== Recorded information ==

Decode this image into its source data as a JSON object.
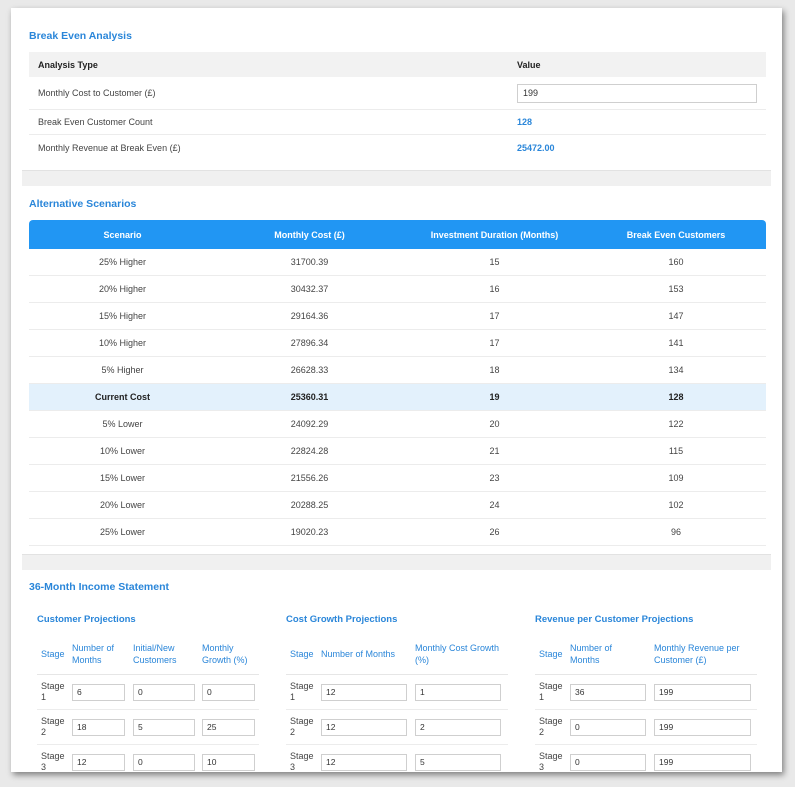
{
  "break_even": {
    "title": "Break Even Analysis",
    "col_type": "Analysis Type",
    "col_value": "Value",
    "rows": [
      {
        "label": "Monthly Cost to Customer (£)",
        "value": "199"
      },
      {
        "label": "Break Even Customer Count",
        "value": "128"
      },
      {
        "label": "Monthly Revenue at Break Even (£)",
        "value": "25472.00"
      }
    ]
  },
  "scenarios": {
    "title": "Alternative Scenarios",
    "headers": [
      "Scenario",
      "Monthly Cost (£)",
      "Investment Duration (Months)",
      "Break Even Customers"
    ],
    "rows": [
      [
        "25% Higher",
        "31700.39",
        "15",
        "160"
      ],
      [
        "20% Higher",
        "30432.37",
        "16",
        "153"
      ],
      [
        "15% Higher",
        "29164.36",
        "17",
        "147"
      ],
      [
        "10% Higher",
        "27896.34",
        "17",
        "141"
      ],
      [
        "5% Higher",
        "26628.33",
        "18",
        "134"
      ],
      [
        "Current Cost",
        "25360.31",
        "19",
        "128"
      ],
      [
        "5% Lower",
        "24092.29",
        "20",
        "122"
      ],
      [
        "10% Lower",
        "22824.28",
        "21",
        "115"
      ],
      [
        "15% Lower",
        "21556.26",
        "23",
        "109"
      ],
      [
        "20% Lower",
        "20288.25",
        "24",
        "102"
      ],
      [
        "25% Lower",
        "19020.23",
        "26",
        "96"
      ]
    ]
  },
  "income_statement": {
    "title": "36-Month Income Statement",
    "customer_projections": {
      "title": "Customer Projections",
      "headers": [
        "Stage",
        "Number of Months",
        "Initial/New Customers",
        "Monthly Growth (%)"
      ],
      "rows": [
        {
          "stage": "Stage 1",
          "months": "6",
          "customers": "0",
          "growth": "0"
        },
        {
          "stage": "Stage 2",
          "months": "18",
          "customers": "5",
          "growth": "25"
        },
        {
          "stage": "Stage 3",
          "months": "12",
          "customers": "0",
          "growth": "10"
        }
      ]
    },
    "cost_growth_projections": {
      "title": "Cost Growth Projections",
      "headers": [
        "Stage",
        "Number of Months",
        "Monthly Cost Growth (%)"
      ],
      "rows": [
        {
          "stage": "Stage 1",
          "months": "12",
          "growth": "1"
        },
        {
          "stage": "Stage 2",
          "months": "12",
          "growth": "2"
        },
        {
          "stage": "Stage 3",
          "months": "12",
          "growth": "5"
        }
      ]
    },
    "revenue_projections": {
      "title": "Revenue per Customer Projections",
      "headers": [
        "Stage",
        "Number of Months",
        "Monthly Revenue per Customer (£)"
      ],
      "rows": [
        {
          "stage": "Stage 1",
          "months": "36",
          "revenue": "199"
        },
        {
          "stage": "Stage 2",
          "months": "0",
          "revenue": "199"
        },
        {
          "stage": "Stage 3",
          "months": "0",
          "revenue": "199"
        }
      ]
    }
  },
  "colors": {
    "accent": "#2196f3",
    "title_blue": "#2a86d9",
    "highlight_row": "#e3f1fc"
  }
}
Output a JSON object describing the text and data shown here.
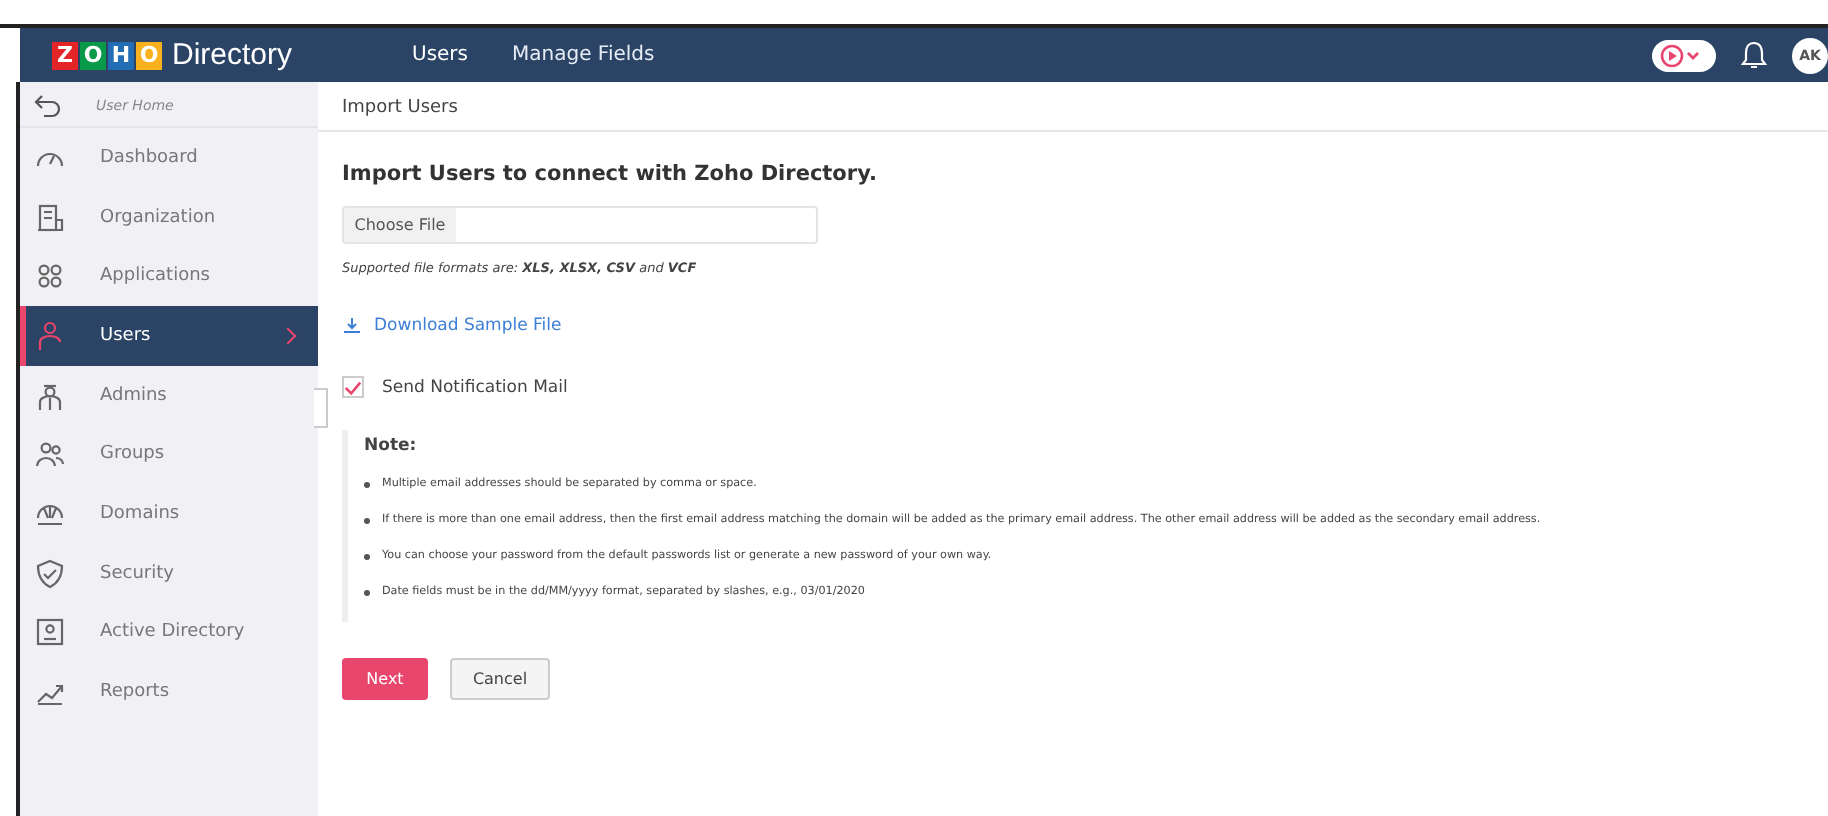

===

Exercise = Reproduce the entries above exactly. Do not include the images.

Answer =
Decode this image into its source data as a JSON object.
{
  "break_even": {
    "title": "Break Even Analysis",
    "col_type": "Analysis Type",
    "col_value": "Value",
    "rows": [
      {
        "label": "Monthly Cost to Customer (£)",
        "value": "199"
      },
      {
        "label": "Break Even Customer Count",
        "value": "128"
      },
      {
        "label": "Monthly Revenue at Break Even (£)",
        "value": "25472.00"
      }
    ]
  },
  "scenarios": {
    "title": "Alternative Scenarios",
    "headers": [
      "Scenario",
      "Monthly Cost (£)",
      "Investment Duration (Months)",
      "Break Even Customers"
    ],
    "rows": [
      [
        "25% Higher",
        "31700.39",
        "15",
        "160"
      ],
      [
        "20% Higher",
        "30432.37",
        "16",
        "153"
      ],
      [
        "15% Higher",
        "29164.36",
        "17",
        "147"
      ],
      [
        "10% Higher",
        "27896.34",
        "17",
        "141"
      ],
      [
        "5% Higher",
        "26628.33",
        "18",
        "134"
      ],
      [
        "Current Cost",
        "25360.31",
        "19",
        "128"
      ],
      [
        "5% Lower",
        "24092.29",
        "20",
        "122"
      ],
      [
        "10% Lower",
        "22824.28",
        "21",
        "115"
      ],
      [
        "15% Lower",
        "21556.26",
        "23",
        "109"
      ],
      [
        "20% Lower",
        "20288.25",
        "24",
        "102"
      ],
      [
        "25% Lower",
        "19020.23",
        "26",
        "96"
      ]
    ]
  },
  "income_statement": {
    "title": "36-Month Income Statement",
    "customer_projections": {
      "title": "Customer Projections",
      "headers": [
        "Stage",
        "Number of Months",
        "Initial/New Customers",
        "Monthly Growth (%)"
      ],
      "rows": [
        {
          "stage": "Stage 1",
          "months": "6",
          "customers": "0",
          "growth": "0"
        },
        {
          "stage": "Stage 2",
          "months": "18",
          "customers": "5",
          "growth": "25"
        },
        {
          "stage": "Stage 3",
          "months": "12",
          "customers": "0",
          "growth": "10"
        }
      ]
    },
    "cost_growth_projections": {
      "title": "Cost Growth Projections",
      "headers": [
        "Stage",
        "Number of Months",
        "Monthly Cost Growth (%)"
      ],
      "rows": [
        {
          "stage": "Stage 1",
          "months": "12",
          "growth": "1"
        },
        {
          "stage": "Stage 2",
          "months": "12",
          "growth": "2"
        },
        {
          "stage": "Stage 3",
          "months": "12",
          "growth": "5"
        }
      ]
    },
    "revenue_projections": {
      "title": "Revenue per Customer Projections",
      "headers": [
        "Stage",
        "Number of Months",
        "Monthly Revenue per Customer (£)"
      ],
      "rows": [
        {
          "stage": "Stage 1",
          "months": "36",
          "revenue": "199"
        },
        {
          "stage": "Stage 2",
          "months": "0",
          "revenue": "199"
        },
        {
          "stage": "Stage 3",
          "months": "0",
          "revenue": "199"
        }
      ]
    }
  },
  "colors": {
    "accent": "#2196f3",
    "title_blue": "#2a86d9",
    "highlight_row": "#e3f1fc"
  }
}
Output a JSON object describing the text and data shown here.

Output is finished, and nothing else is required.